(Page element annotations)
———

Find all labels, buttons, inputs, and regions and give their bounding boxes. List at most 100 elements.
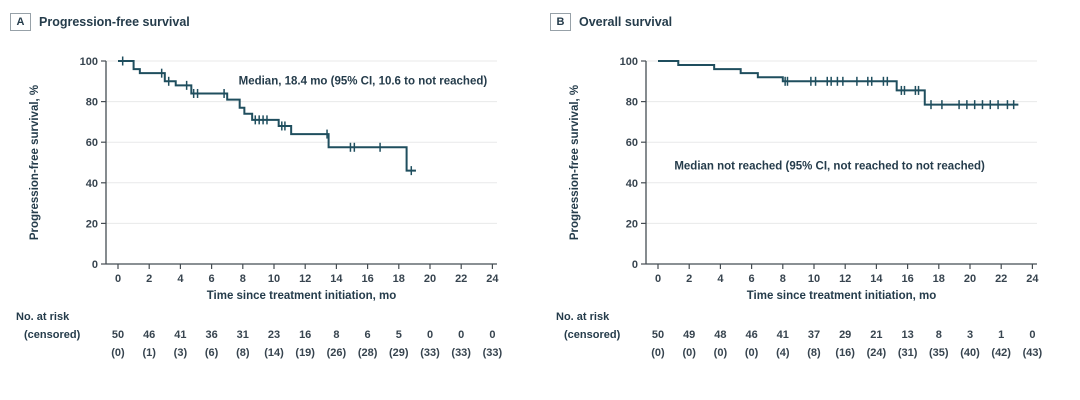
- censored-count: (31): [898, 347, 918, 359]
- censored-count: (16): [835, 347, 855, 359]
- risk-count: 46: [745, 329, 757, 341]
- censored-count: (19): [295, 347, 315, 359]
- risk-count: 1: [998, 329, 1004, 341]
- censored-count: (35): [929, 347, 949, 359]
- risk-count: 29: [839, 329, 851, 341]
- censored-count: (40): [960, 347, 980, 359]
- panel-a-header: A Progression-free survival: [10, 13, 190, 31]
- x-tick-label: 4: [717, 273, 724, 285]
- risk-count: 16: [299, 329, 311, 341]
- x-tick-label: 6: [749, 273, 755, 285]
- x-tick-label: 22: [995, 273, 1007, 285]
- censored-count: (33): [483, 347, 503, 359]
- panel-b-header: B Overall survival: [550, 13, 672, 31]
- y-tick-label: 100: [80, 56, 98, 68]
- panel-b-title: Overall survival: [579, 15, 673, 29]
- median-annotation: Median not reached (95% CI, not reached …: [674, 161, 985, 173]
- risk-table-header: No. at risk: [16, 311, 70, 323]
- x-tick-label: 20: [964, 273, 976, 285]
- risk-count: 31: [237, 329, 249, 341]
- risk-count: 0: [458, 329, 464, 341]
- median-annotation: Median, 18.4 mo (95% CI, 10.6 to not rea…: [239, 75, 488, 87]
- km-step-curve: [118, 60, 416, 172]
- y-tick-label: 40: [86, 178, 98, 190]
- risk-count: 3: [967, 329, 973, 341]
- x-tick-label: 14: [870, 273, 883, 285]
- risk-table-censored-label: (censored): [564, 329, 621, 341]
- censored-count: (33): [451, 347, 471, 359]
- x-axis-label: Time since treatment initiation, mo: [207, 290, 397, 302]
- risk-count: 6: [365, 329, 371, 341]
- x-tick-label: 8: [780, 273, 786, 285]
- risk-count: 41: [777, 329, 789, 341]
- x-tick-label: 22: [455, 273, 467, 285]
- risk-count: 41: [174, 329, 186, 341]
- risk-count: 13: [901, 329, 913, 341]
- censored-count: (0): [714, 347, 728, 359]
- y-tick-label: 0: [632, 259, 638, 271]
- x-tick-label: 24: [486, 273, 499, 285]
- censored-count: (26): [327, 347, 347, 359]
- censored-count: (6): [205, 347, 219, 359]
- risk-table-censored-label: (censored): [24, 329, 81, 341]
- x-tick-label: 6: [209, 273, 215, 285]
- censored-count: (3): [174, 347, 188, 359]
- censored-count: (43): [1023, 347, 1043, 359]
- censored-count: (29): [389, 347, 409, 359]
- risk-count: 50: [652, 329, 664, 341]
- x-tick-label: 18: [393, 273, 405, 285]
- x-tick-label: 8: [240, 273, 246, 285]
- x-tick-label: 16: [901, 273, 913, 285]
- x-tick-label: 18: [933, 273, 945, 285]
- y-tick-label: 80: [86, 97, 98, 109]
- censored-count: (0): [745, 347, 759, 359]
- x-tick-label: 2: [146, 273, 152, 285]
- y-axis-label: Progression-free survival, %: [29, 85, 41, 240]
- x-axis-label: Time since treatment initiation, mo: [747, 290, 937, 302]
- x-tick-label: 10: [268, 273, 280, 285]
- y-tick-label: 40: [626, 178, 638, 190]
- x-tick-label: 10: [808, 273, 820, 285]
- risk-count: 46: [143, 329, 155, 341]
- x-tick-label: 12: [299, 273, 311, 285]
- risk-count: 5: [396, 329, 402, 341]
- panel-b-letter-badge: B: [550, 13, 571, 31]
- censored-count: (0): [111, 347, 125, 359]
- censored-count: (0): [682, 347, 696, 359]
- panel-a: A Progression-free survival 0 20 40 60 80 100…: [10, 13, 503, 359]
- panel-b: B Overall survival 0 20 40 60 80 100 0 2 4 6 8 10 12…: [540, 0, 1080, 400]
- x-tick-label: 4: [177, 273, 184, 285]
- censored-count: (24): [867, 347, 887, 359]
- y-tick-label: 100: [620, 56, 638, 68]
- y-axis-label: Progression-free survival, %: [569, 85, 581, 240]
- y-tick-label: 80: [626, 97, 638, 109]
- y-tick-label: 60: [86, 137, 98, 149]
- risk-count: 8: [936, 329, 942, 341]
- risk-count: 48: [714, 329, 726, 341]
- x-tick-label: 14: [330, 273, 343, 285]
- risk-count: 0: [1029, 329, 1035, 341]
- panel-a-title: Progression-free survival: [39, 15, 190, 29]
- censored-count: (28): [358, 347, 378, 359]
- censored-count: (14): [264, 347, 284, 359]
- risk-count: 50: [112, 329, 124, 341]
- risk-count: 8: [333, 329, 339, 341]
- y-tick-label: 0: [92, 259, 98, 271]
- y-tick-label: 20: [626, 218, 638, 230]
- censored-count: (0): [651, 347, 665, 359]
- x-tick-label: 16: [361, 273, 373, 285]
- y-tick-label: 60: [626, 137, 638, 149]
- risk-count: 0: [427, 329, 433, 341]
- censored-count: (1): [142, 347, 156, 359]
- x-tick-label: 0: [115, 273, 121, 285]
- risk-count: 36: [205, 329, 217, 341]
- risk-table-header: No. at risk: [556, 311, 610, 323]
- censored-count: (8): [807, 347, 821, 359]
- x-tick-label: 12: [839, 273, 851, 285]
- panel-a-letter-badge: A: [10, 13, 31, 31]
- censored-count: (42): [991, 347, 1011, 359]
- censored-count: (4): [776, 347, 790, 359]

———

» **Requirement**: Duplicate the entries between the lines holding "- censored-count: (31): [898, 347, 918, 359]" and "- x-tick-label: 16: [901, 273, 913, 285]", inclusive.

» **Exercise answer**:
- censored-count: (31): [898, 347, 918, 359]
- censored-count: (16): [835, 347, 855, 359]
- risk-count: 46: [745, 329, 757, 341]
- censored-count: (19): [295, 347, 315, 359]
- risk-count: 1: [998, 329, 1004, 341]
- censored-count: (35): [929, 347, 949, 359]
- risk-count: 29: [839, 329, 851, 341]
- censored-count: (40): [960, 347, 980, 359]
- panel-a-header: A Progression-free survival: [10, 13, 190, 31]
- x-tick-label: 4: [717, 273, 724, 285]
- risk-count: 16: [299, 329, 311, 341]
- x-tick-label: 6: [749, 273, 755, 285]
- x-tick-label: 22: [995, 273, 1007, 285]
- censored-count: (33): [483, 347, 503, 359]
- panel-b-header: B Overall survival: [550, 13, 672, 31]
- y-tick-label: 100: [80, 56, 98, 68]
- panel-b-title: Overall survival: [579, 15, 673, 29]
- median-annotation: Median not reached (95% CI, not reached …: [674, 161, 985, 173]
- risk-table-header: No. at risk: [16, 311, 70, 323]
- x-tick-label: 20: [964, 273, 976, 285]
- risk-count: 31: [237, 329, 249, 341]
- risk-count: 0: [458, 329, 464, 341]
- median-annotation: Median, 18.4 mo (95% CI, 10.6 to not rea…: [239, 75, 488, 87]
- km-step-curve: [118, 60, 416, 172]
- y-tick-label: 40: [86, 178, 98, 190]
- risk-count: 3: [967, 329, 973, 341]
- x-tick-label: 14: [870, 273, 883, 285]
- risk-table-censored-label: (censored): [564, 329, 621, 341]
- censored-count: (33): [451, 347, 471, 359]
- x-axis-label: Time since treatment initiation, mo: [207, 290, 397, 302]
- risk-count: 6: [365, 329, 371, 341]
- x-tick-label: 8: [780, 273, 786, 285]
- risk-count: 41: [777, 329, 789, 341]
- x-tick-label: 22: [455, 273, 467, 285]
- risk-count: 41: [174, 329, 186, 341]
- risk-count: 13: [901, 329, 913, 341]
- censored-count: (0): [714, 347, 728, 359]
- y-tick-label: 0: [632, 259, 638, 271]
- x-tick-label: 24: [486, 273, 499, 285]
- censored-count: (26): [327, 347, 347, 359]
- censored-count: (6): [205, 347, 219, 359]
- risk-table-censored-label: (censored): [24, 329, 81, 341]
- x-tick-label: 6: [209, 273, 215, 285]
- censored-count: (3): [174, 347, 188, 359]
- censored-count: (43): [1023, 347, 1043, 359]
- censored-count: (29): [389, 347, 409, 359]
- risk-count: 50: [652, 329, 664, 341]
- x-tick-label: 18: [393, 273, 405, 285]
- x-tick-label: 8: [240, 273, 246, 285]
- x-tick-label: 16: [901, 273, 913, 285]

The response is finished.